### Set exercise
Count every line that includes the string "name" in the entries that follow. Nothing besides the number is needed.

___

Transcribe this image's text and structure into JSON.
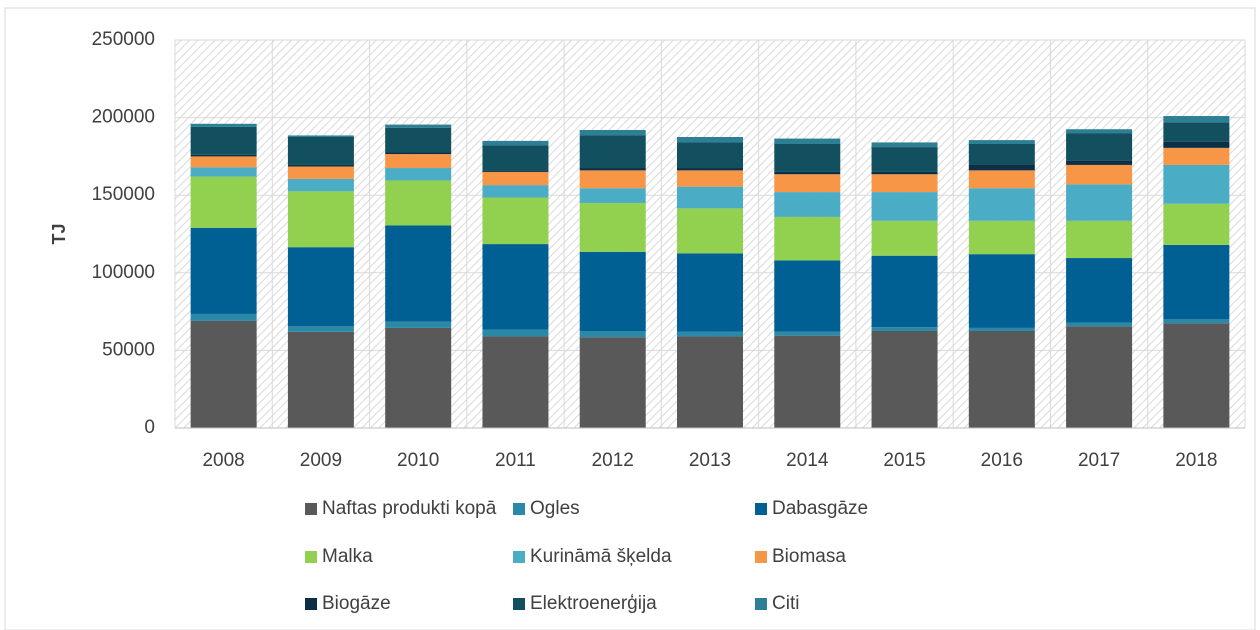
{
  "chart_data": {
    "type": "stacked_bar",
    "ylabel": "TJ",
    "categories": [
      "2008",
      "2009",
      "2010",
      "2011",
      "2012",
      "2013",
      "2014",
      "2015",
      "2016",
      "2017",
      "2018"
    ],
    "ylim": [
      0,
      250000
    ],
    "yticks": [
      0,
      50000,
      100000,
      150000,
      200000,
      250000
    ],
    "grid": true,
    "legend": "bottom",
    "series": [
      {
        "name": "Naftas produkti kopā",
        "color": "#595959",
        "values": [
          69000,
          62000,
          64500,
          59000,
          58500,
          59000,
          59500,
          62500,
          62500,
          65500,
          67500
        ]
      },
      {
        "name": "Ogles",
        "color": "#2b88a6",
        "values": [
          4500,
          3500,
          4000,
          4500,
          4000,
          3000,
          2500,
          2500,
          2000,
          2500,
          2500
        ]
      },
      {
        "name": "Dabasgāze",
        "color": "#005f93",
        "values": [
          55500,
          51000,
          62000,
          55000,
          51000,
          50500,
          46000,
          46000,
          47500,
          41500,
          48000
        ]
      },
      {
        "name": "Malka",
        "color": "#92d050",
        "values": [
          33000,
          36000,
          29000,
          30000,
          31500,
          29000,
          28000,
          22500,
          21500,
          24000,
          26500
        ]
      },
      {
        "name": "Kurināmā šķelda",
        "color": "#4bacc6",
        "values": [
          6000,
          8000,
          8000,
          8000,
          9500,
          14000,
          16000,
          18500,
          21000,
          23500,
          25000
        ]
      },
      {
        "name": "Biomasa",
        "color": "#f79646",
        "values": [
          7000,
          8000,
          9000,
          8500,
          11500,
          10500,
          11500,
          11500,
          11500,
          12500,
          11000
        ]
      },
      {
        "name": "Biogāze",
        "color": "#0b2f47",
        "values": [
          1000,
          1000,
          1000,
          1000,
          1500,
          1500,
          1500,
          1500,
          4000,
          3000,
          4000
        ]
      },
      {
        "name": "Elektroenerģija",
        "color": "#13505f",
        "values": [
          18000,
          18000,
          16000,
          16000,
          21000,
          16500,
          18000,
          16000,
          13000,
          17500,
          12500
        ]
      },
      {
        "name": "Citi",
        "color": "#2c7f94",
        "values": [
          2000,
          1000,
          2000,
          3000,
          3500,
          3500,
          3500,
          3000,
          2500,
          2500,
          4000
        ]
      }
    ]
  }
}
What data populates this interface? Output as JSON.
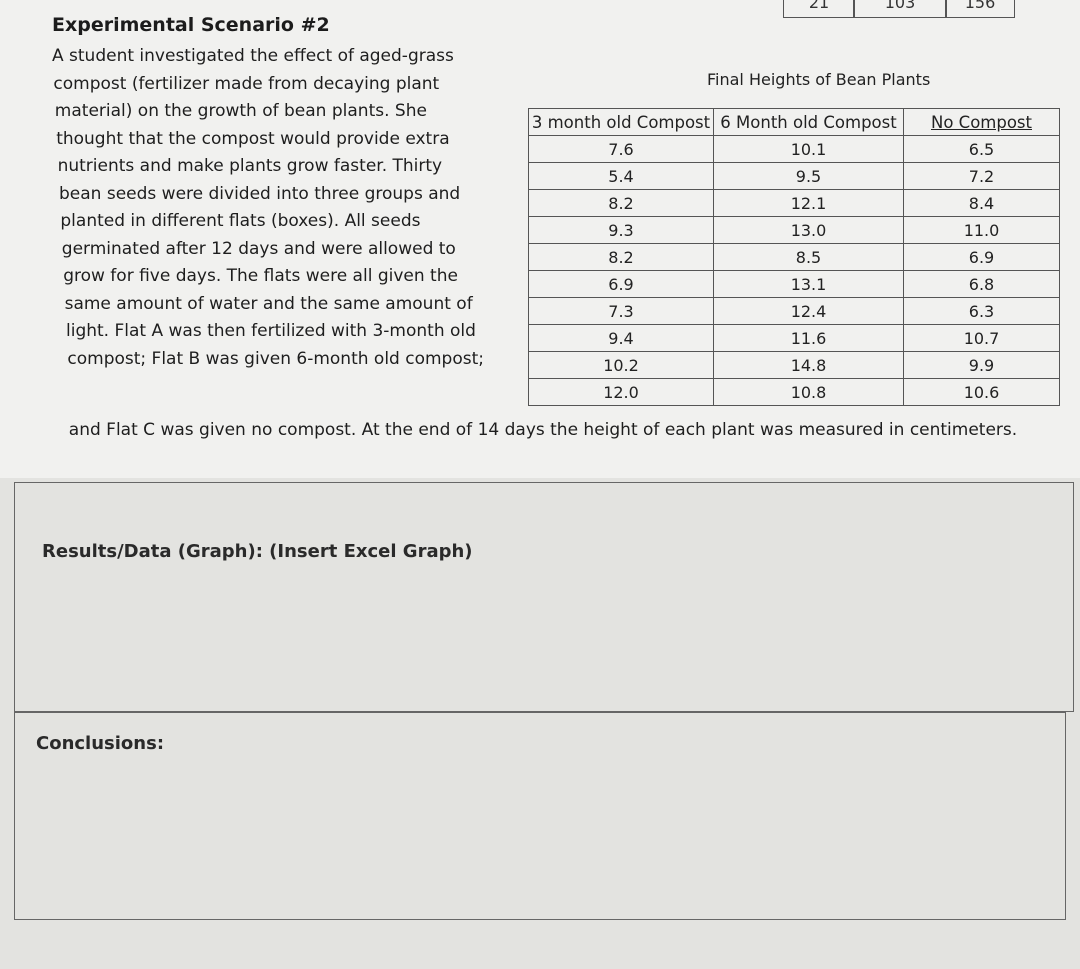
{
  "previous_table_fragment": [
    "21",
    "103",
    "156"
  ],
  "scenario": {
    "title": "Experimental Scenario #2",
    "lines": [
      "A student investigated the effect of aged-grass",
      "compost (fertilizer made from decaying plant",
      "material) on the growth of bean plants. She",
      "thought that the compost would provide extra",
      "nutrients and make plants grow faster. Thirty",
      "bean seeds were divided into three groups and",
      "planted in different flats (boxes). All seeds",
      "germinated after 12 days and were allowed to",
      "grow for five days. The flats were all given the",
      "same amount of water and the same amount of",
      "light. Flat A was then fertilized with 3-month old",
      "compost; Flat B was given 6-month old compost;",
      "and Flat C was given no compost. At the end of 14 days the height of each plant was measured in centimeters."
    ]
  },
  "table": {
    "title": "Final Heights of Bean Plants",
    "columns": [
      "3 month old Compost",
      "6 Month old Compost",
      "No Compost"
    ],
    "rows": [
      [
        "7.6",
        "10.1",
        "6.5"
      ],
      [
        "5.4",
        "9.5",
        "7.2"
      ],
      [
        "8.2",
        "12.1",
        "8.4"
      ],
      [
        "9.3",
        "13.0",
        "11.0"
      ],
      [
        "8.2",
        "8.5",
        "6.9"
      ],
      [
        "6.9",
        "13.1",
        "6.8"
      ],
      [
        "7.3",
        "12.4",
        "6.3"
      ],
      [
        "9.4",
        "11.6",
        "10.7"
      ],
      [
        "10.2",
        "14.8",
        "9.9"
      ],
      [
        "12.0",
        "10.8",
        "10.6"
      ]
    ]
  },
  "sections": {
    "results": "Results/Data (Graph): (Insert Excel Graph)",
    "conclusions": "Conclusions:"
  }
}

___

### Answer for this exercise
9